**Task requirements**.
List each line holding the string "Datenreihe".

-- Material for this task start --

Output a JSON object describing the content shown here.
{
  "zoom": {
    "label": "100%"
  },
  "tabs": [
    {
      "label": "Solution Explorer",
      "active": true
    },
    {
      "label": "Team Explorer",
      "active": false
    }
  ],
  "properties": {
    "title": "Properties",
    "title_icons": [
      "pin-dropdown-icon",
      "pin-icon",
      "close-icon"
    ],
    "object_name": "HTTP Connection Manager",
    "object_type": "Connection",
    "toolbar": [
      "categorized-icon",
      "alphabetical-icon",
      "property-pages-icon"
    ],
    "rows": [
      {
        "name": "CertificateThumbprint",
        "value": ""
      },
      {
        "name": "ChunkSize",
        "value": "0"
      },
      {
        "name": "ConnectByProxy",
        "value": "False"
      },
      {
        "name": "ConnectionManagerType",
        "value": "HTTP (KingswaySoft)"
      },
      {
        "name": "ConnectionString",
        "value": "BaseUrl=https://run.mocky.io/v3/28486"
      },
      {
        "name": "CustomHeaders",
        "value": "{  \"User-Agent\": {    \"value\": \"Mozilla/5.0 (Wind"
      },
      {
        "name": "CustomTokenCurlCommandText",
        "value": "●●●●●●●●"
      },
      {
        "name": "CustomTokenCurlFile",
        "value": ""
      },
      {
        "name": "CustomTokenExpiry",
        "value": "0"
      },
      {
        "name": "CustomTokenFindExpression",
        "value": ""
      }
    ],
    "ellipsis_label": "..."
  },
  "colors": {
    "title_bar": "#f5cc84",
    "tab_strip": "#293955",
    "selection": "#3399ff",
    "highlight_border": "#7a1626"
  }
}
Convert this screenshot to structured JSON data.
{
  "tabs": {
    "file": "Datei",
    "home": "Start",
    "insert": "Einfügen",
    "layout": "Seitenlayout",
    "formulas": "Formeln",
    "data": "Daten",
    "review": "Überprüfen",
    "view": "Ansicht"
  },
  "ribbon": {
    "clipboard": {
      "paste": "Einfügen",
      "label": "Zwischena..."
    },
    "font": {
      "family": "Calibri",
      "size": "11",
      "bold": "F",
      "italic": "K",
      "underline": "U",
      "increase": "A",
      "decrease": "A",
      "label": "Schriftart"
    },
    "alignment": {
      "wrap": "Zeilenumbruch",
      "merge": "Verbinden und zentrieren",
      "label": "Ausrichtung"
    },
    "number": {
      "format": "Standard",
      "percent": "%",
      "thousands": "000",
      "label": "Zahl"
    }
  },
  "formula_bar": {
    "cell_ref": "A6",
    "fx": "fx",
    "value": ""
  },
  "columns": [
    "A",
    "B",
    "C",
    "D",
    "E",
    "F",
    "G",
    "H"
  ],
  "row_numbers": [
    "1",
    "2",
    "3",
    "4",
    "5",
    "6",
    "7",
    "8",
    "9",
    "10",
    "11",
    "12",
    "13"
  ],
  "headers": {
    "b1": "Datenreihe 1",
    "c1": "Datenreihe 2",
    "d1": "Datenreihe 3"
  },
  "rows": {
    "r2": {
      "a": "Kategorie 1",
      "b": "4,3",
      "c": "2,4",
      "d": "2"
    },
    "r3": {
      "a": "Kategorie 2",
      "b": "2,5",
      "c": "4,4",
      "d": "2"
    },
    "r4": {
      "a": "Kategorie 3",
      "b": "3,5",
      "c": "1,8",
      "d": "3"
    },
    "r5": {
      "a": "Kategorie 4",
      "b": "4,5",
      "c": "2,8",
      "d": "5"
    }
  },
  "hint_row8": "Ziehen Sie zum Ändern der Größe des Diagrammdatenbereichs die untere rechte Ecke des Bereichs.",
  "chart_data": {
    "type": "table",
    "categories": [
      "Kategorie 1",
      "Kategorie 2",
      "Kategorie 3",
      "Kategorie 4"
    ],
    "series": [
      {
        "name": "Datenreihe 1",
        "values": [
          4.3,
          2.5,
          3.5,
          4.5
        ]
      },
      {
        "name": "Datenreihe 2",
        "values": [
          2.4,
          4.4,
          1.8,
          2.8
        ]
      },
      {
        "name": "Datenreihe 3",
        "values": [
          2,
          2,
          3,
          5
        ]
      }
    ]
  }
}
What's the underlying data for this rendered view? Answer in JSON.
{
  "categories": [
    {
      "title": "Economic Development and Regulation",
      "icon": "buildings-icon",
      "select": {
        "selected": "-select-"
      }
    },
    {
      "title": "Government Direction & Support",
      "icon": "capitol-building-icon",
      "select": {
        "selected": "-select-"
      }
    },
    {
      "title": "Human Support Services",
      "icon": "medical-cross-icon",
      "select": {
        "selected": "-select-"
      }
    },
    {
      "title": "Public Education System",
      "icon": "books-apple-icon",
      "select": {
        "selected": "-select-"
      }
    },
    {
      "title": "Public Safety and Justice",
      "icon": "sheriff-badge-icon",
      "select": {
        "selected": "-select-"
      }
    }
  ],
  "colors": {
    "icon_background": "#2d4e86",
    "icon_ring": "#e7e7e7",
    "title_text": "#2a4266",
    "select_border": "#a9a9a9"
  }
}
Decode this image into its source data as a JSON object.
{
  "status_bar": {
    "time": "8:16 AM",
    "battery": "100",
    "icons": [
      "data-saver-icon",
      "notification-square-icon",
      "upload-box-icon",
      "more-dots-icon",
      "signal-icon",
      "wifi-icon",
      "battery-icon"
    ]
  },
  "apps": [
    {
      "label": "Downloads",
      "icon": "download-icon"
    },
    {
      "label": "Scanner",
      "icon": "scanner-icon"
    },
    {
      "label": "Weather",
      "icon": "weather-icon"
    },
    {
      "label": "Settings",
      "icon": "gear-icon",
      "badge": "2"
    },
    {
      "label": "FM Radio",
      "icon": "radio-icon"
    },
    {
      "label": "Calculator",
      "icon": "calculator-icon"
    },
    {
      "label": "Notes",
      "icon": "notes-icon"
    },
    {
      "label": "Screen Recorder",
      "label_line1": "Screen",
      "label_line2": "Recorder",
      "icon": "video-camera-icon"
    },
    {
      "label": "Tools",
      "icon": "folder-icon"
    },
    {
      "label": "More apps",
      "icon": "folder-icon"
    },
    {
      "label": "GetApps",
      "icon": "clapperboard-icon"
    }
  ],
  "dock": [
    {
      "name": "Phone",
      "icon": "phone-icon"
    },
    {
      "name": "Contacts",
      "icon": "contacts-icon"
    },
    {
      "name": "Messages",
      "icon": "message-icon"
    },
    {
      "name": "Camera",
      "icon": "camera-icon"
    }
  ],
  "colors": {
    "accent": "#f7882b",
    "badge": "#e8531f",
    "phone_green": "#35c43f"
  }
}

-- Material for this task end --

**Exercise result**.
    "b1": "Datenreihe 1",
    "c1": "Datenreihe 2",
    "d1": "Datenreihe 3"
        "name": "Datenreihe 1",
        "name": "Datenreihe 2",
        "name": "Datenreihe 3",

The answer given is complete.